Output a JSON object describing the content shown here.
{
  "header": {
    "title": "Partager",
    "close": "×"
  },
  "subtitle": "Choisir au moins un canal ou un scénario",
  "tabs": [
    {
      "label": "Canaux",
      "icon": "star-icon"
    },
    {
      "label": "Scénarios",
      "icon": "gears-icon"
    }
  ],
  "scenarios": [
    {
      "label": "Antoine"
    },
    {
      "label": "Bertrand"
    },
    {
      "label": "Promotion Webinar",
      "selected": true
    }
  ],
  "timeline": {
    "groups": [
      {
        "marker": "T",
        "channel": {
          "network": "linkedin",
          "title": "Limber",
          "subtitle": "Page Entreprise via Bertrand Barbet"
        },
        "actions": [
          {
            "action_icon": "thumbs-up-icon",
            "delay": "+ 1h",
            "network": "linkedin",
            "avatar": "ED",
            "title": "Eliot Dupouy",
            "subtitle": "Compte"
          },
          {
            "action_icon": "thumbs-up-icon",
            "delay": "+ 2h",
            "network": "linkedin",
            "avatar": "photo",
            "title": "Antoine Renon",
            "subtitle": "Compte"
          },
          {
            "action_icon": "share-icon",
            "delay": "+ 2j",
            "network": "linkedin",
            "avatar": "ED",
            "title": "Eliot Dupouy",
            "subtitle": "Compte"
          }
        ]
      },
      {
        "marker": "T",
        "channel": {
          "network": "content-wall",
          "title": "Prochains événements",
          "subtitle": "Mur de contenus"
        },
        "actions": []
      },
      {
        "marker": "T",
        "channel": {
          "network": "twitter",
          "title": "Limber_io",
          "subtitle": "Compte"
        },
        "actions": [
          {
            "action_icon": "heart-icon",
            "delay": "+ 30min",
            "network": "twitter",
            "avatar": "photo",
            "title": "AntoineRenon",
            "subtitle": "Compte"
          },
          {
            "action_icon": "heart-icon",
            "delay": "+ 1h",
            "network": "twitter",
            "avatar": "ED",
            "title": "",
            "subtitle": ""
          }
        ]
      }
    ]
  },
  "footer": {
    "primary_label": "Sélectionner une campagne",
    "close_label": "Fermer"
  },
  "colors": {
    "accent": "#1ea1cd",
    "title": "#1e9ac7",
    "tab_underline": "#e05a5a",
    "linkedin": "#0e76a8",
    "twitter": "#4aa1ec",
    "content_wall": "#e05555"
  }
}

========================================================================

→ Exercise details:
Retype all of the material, keeping each line exact.

→ The output:
Output a JSON object describing the content shown here.
{
  "header": {
    "title": "Partager",
    "close": "×"
  },
  "subtitle": "Choisir au moins un canal ou un scénario",
  "tabs": [
    {
      "label": "Canaux",
      "icon": "star-icon"
    },
    {
      "label": "Scénarios",
      "icon": "gears-icon"
    }
  ],
  "scenarios": [
    {
      "label": "Antoine"
    },
    {
      "label": "Bertrand"
    },
    {
      "label": "Promotion Webinar",
      "selected": true
    }
  ],
  "timeline": {
    "groups": [
      {
        "marker": "T",
        "channel": {
          "network": "linkedin",
          "title": "Limber",
          "subtitle": "Page Entreprise via Bertrand Barbet"
        },
        "actions": [
          {
            "action_icon": "thumbs-up-icon",
            "delay": "+ 1h",
            "network": "linkedin",
            "avatar": "ED",
            "title": "Eliot Dupouy",
            "subtitle": "Compte"
          },
          {
            "action_icon": "thumbs-up-icon",
            "delay": "+ 2h",
            "network": "linkedin",
            "avatar": "photo",
            "title": "Antoine Renon",
            "subtitle": "Compte"
          },
          {
            "action_icon": "share-icon",
            "delay": "+ 2j",
            "network": "linkedin",
            "avatar": "ED",
            "title": "Eliot Dupouy",
            "subtitle": "Compte"
          }
        ]
      },
      {
        "marker": "T",
        "channel": {
          "network": "content-wall",
          "title": "Prochains événements",
          "subtitle": "Mur de contenus"
        },
        "actions": []
      },
      {
        "marker": "T",
        "channel": {
          "network": "twitter",
          "title": "Limber_io",
          "subtitle": "Compte"
        },
        "actions": [
          {
            "action_icon": "heart-icon",
            "delay": "+ 30min",
            "network": "twitter",
            "avatar": "photo",
            "title": "AntoineRenon",
            "subtitle": "Compte"
          },
          {
            "action_icon": "heart-icon",
            "delay": "+ 1h",
            "network": "twitter",
            "avatar": "ED",
            "title": "",
            "subtitle": ""
          }
        ]
      }
    ]
  },
  "footer": {
    "primary_label": "Sélectionner une campagne",
    "close_label": "Fermer"
  },
  "colors": {
    "accent": "#1ea1cd",
    "title": "#1e9ac7",
    "tab_underline": "#e05a5a",
    "linkedin": "#0e76a8",
    "twitter": "#4aa1ec",
    "content_wall": "#e05555"
  }
}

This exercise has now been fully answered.